» **Trecho do documento**:
§

Estátua de Sócrates |
Há, atualmente, no Brasil, um
estereótipo da filosofia em que ela é encarada como uma atividade de divagações
mirabolantes e exóticas, muitas vezes “sem sentido”, que só algumas pessoas,
similarmente “exóticas”, executam. Essa ideia do senso comum não poderia estar
mais equivocada. Uma vez que se compreende do que realmente consiste a
filosofia, bem como seu papel na vida humana, percebe-se imediatamente a sua
inevitabilidade. Questões cotidianas como “o que é justiça?”, “qual o sentido
da vida?” ou “o que é certo e errado?” são todas questões intrinsecamente
filosóficas. Tendo isso em mente, é razoável dizer que, ao se engajar em
discussões acerca dessas questões exemplificadas, invariavelmente se está engajando
em uma atividade filosófica.
E é pensando nisso que vou
adiante para defender a importância do estudo da filosofia. Pois bem, se a
filosofia é uma inevitabilidade, isso significa dizer que as pessoas, mesmo que
inconscientemente, ao discutir determinados temas estão partindo de
pressupostos filosóficos. Até mesmo uma frase aparentemente isenta como
“política não se discute” está carregada de pressuposições filosóficas – pois
se “política não se discute”, é porque há alguma razão, mesmo que implícita,
para tal (talvez porque se pense que “tudo depende de ponto de vista”, que se
trata nada menos do que uma postura filosófica relativista/subjetivista sobre o
que consiste posicionamentos políticos). Nesse contexto, qual é, então, o papel
crucial do estudo da filosofia? Por que seria importante estudar filosofia, já
que discussões cotidianas já são em si de fundo filosófico? Vou responder ambas
as perguntas em duas partes (todas as duas respondem diretamente as duas
perguntas de vez), pois me parece mais didático dessa maneira. Mas antes disso
tenho que clarificar uma coisa: quando digo “estudar filosofia”, não estou
querendo dizer estudar apenas a história da filosofia e conhecer os pensadores
mais influentes dessa história o que eles pensavam. Quando falo em estudar,
quero principalmente me referir à atividade de compreender os problemas da filosofia
e exercitar a análise crítica* própria acerca desses problemas – ou seja,
exercitar a capacidade de refletir e questionar tais problemas de maneira autônoma.

§

» **Itens armazenados**:

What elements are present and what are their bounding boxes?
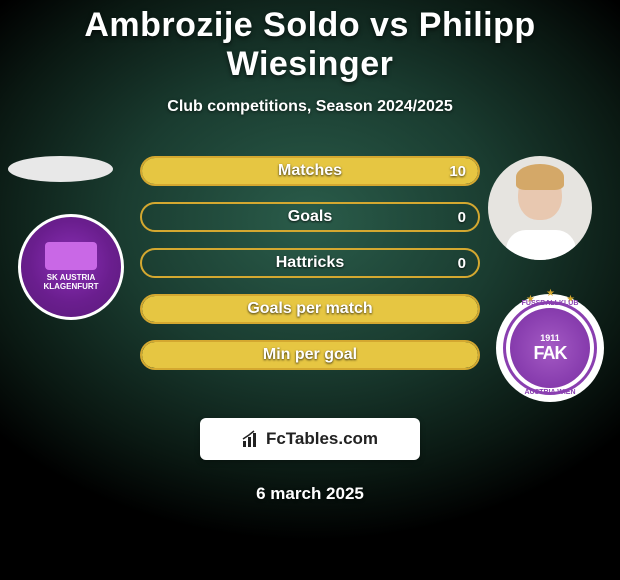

§

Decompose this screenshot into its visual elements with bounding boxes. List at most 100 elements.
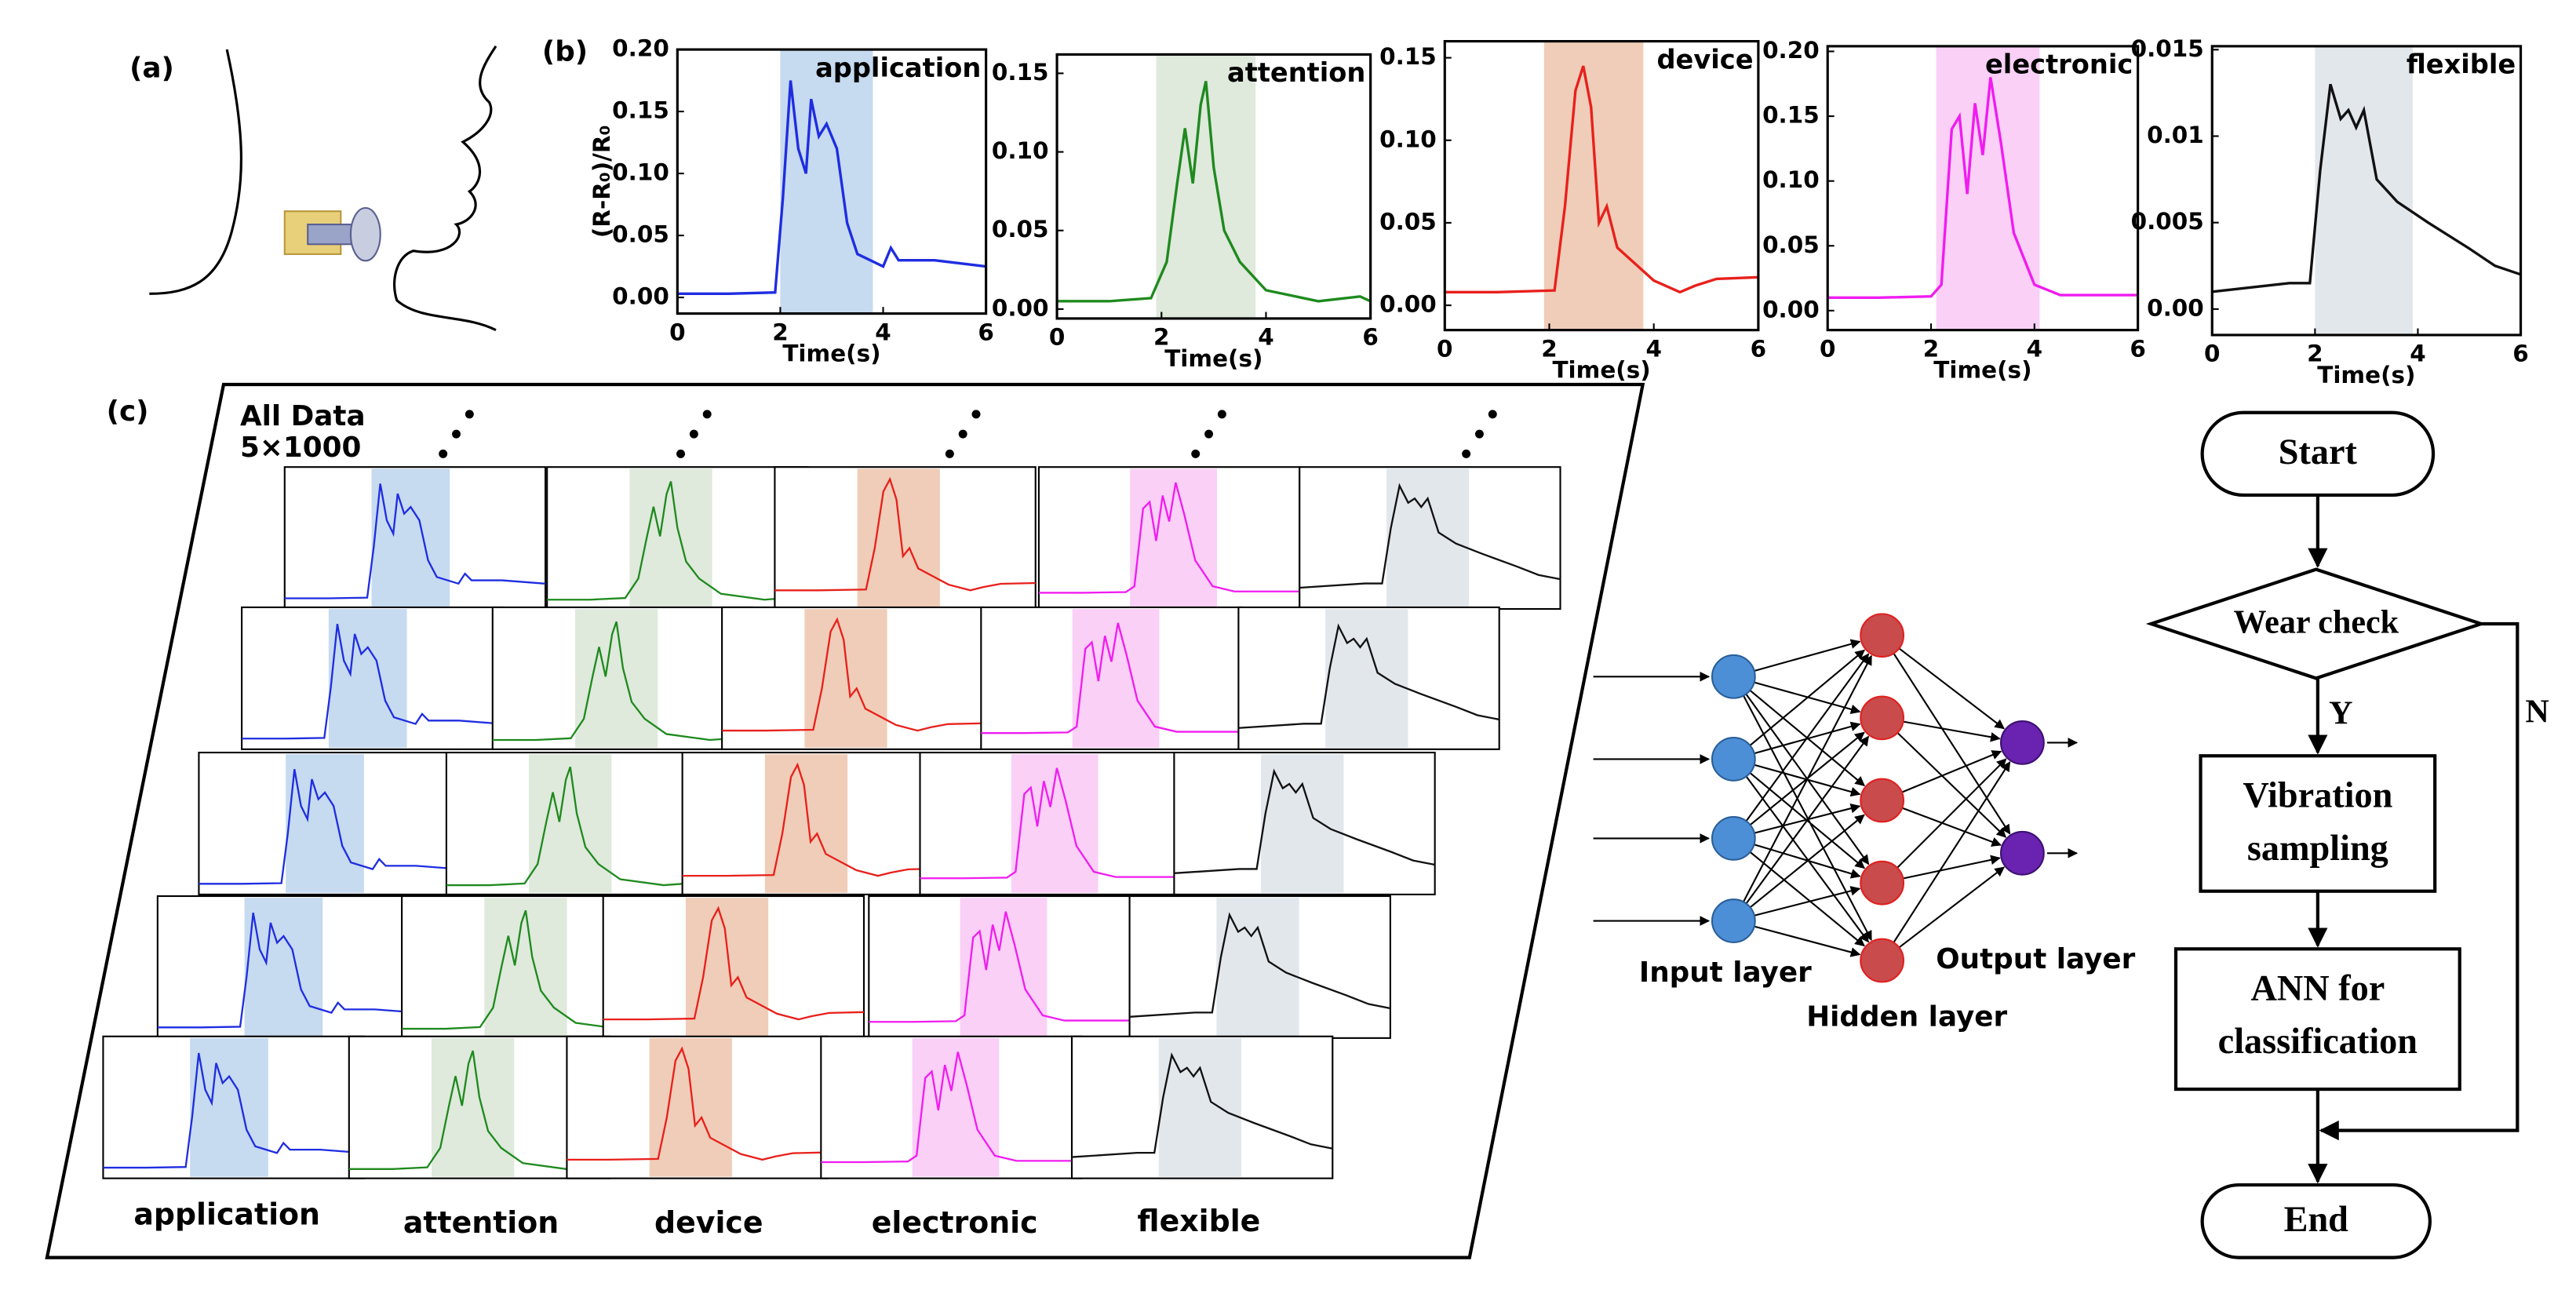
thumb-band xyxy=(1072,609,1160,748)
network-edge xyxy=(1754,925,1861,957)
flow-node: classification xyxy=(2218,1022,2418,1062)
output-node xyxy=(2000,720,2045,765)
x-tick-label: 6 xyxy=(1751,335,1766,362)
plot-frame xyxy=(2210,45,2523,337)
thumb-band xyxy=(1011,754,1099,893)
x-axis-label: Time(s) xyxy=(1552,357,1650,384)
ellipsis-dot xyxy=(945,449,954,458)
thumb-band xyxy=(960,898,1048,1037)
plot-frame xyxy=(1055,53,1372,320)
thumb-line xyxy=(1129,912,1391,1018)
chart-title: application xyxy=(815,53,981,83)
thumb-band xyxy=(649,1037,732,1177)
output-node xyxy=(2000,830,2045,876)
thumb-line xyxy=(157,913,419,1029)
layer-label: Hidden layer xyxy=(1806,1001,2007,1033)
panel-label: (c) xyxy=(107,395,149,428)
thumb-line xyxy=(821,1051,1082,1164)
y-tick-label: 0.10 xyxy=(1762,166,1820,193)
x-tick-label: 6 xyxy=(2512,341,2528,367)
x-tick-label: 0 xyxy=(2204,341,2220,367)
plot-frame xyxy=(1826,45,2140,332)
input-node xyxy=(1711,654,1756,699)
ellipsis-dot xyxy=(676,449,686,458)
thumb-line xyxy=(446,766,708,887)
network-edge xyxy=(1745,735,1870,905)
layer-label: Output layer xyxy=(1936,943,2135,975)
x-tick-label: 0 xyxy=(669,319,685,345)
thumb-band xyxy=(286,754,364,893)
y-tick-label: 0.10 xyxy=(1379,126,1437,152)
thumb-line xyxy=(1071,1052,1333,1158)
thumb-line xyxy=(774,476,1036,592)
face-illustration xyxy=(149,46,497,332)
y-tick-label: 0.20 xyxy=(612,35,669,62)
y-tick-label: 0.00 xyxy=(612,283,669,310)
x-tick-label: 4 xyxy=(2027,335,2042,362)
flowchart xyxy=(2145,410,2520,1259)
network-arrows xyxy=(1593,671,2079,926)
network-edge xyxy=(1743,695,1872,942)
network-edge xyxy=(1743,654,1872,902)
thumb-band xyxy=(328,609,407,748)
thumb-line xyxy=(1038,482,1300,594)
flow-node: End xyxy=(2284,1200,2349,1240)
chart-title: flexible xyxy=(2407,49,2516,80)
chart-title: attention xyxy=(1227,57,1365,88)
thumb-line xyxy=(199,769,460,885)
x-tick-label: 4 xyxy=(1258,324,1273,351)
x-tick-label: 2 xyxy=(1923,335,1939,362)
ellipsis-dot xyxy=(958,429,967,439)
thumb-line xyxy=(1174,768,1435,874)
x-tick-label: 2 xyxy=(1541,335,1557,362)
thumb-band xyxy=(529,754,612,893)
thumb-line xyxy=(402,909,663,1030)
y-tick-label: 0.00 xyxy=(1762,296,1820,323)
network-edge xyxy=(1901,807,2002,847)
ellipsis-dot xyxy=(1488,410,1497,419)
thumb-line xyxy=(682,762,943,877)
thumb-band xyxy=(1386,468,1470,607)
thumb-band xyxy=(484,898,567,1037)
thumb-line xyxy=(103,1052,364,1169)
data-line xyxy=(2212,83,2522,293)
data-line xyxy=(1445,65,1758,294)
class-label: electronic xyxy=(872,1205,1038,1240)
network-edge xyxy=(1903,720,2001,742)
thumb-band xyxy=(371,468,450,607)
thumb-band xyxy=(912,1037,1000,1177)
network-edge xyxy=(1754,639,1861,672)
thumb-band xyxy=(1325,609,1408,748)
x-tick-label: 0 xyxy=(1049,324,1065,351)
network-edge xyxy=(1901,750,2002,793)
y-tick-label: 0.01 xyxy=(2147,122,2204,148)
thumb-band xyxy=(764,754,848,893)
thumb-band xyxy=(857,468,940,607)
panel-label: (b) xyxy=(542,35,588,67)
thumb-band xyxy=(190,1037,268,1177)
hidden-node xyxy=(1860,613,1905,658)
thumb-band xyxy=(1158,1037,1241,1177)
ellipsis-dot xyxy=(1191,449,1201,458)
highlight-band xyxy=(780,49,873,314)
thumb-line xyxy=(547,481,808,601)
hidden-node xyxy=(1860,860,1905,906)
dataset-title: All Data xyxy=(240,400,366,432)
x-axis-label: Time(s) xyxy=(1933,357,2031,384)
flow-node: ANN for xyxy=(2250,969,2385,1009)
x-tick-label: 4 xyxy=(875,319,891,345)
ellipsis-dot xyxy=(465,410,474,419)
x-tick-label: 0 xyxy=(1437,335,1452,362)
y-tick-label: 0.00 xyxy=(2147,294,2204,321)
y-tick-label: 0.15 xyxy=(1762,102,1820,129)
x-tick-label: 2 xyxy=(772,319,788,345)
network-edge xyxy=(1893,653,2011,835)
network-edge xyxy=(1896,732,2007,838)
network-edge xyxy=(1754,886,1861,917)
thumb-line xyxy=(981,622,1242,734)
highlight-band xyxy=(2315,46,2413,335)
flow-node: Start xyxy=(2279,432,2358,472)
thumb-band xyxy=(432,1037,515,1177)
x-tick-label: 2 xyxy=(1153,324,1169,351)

§

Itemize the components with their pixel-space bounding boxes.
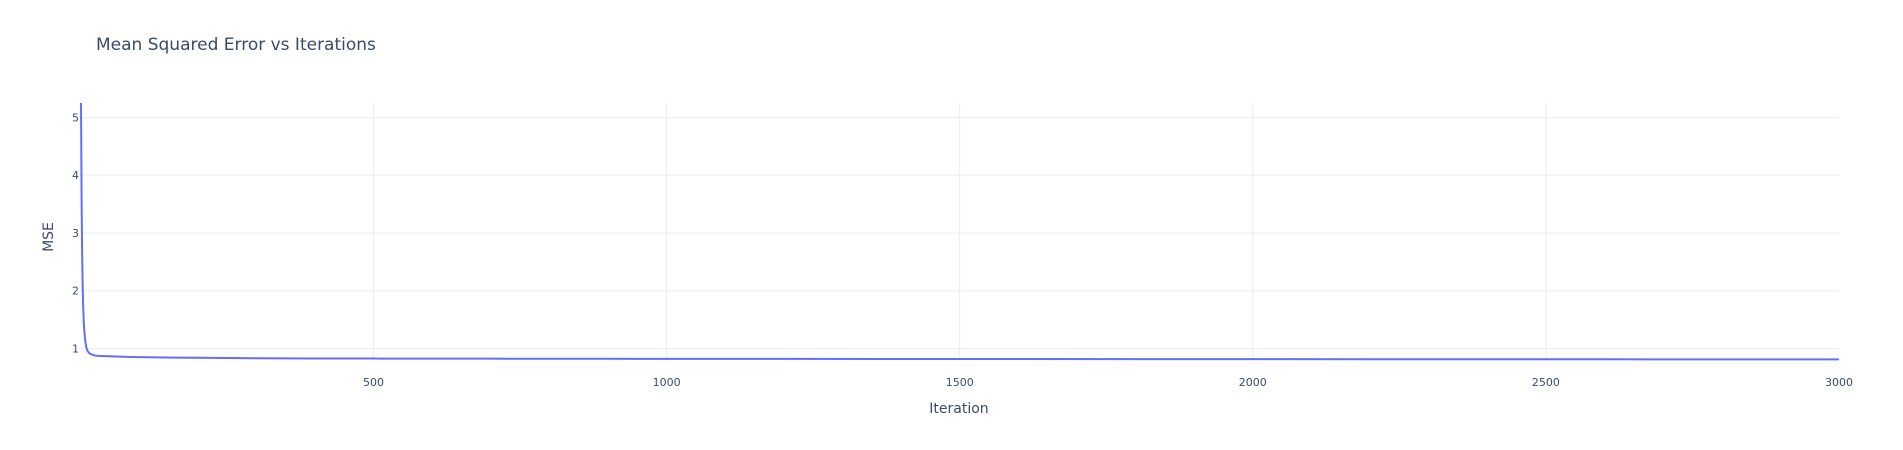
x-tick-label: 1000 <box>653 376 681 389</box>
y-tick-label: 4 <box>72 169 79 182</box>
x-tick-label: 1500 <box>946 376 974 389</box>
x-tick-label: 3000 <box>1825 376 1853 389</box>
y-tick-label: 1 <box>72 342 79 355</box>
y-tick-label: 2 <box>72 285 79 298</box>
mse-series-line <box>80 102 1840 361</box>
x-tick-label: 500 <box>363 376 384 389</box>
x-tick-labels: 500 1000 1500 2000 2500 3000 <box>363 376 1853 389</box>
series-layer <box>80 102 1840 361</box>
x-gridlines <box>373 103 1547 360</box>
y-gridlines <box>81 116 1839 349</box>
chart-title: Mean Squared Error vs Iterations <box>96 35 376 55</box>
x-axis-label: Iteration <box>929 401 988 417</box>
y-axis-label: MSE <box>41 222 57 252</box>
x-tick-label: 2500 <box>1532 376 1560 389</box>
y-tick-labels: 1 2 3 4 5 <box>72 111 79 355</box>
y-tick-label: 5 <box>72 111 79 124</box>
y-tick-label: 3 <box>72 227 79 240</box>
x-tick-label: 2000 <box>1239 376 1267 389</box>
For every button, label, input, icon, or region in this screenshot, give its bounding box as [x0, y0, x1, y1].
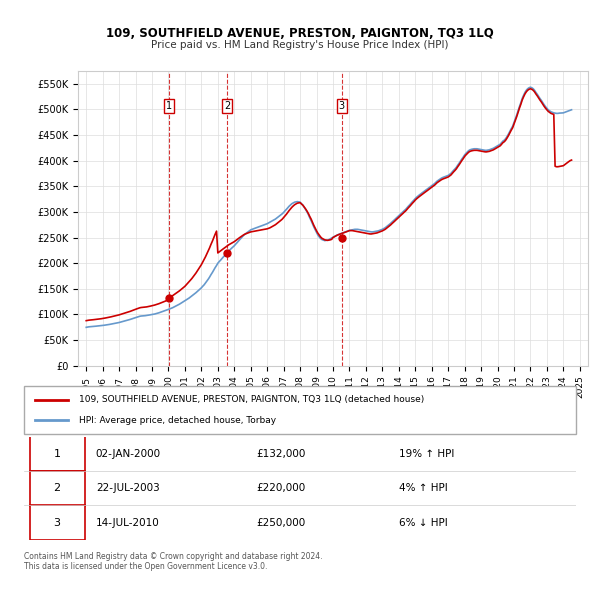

§

» **A realizar**: Transcreva do trecho sobre o estudo da filosofia a parte que começa em "Estátua de Sócrates" e vai até "uma atividade filosófica.", incluindo essas palavras.

» **Resultado correto**:
Estátua de Sócrates |
Há, atualmente, no Brasil, um
estereótipo da filosofia em que ela é encarada como uma atividade de divagações
mirabolantes e exóticas, muitas vezes “sem sentido”, que só algumas pessoas,
similarmente “exóticas”, executam. Essa ideia do senso comum não poderia estar
mais equivocada. Uma vez que se compreende do que realmente consiste a
filosofia, bem como seu papel na vida humana, percebe-se imediatamente a sua
inevitabilidade. Questões cotidianas como “o que é justiça?”, “qual o sentido
da vida?” ou “o que é certo e errado?” são todas questões intrinsecamente
filosóficas. Tendo isso em mente, é razoável dizer que, ao se engajar em
discussões acerca dessas questões exemplificadas, invariavelmente se está engajando
em uma atividade filosófica.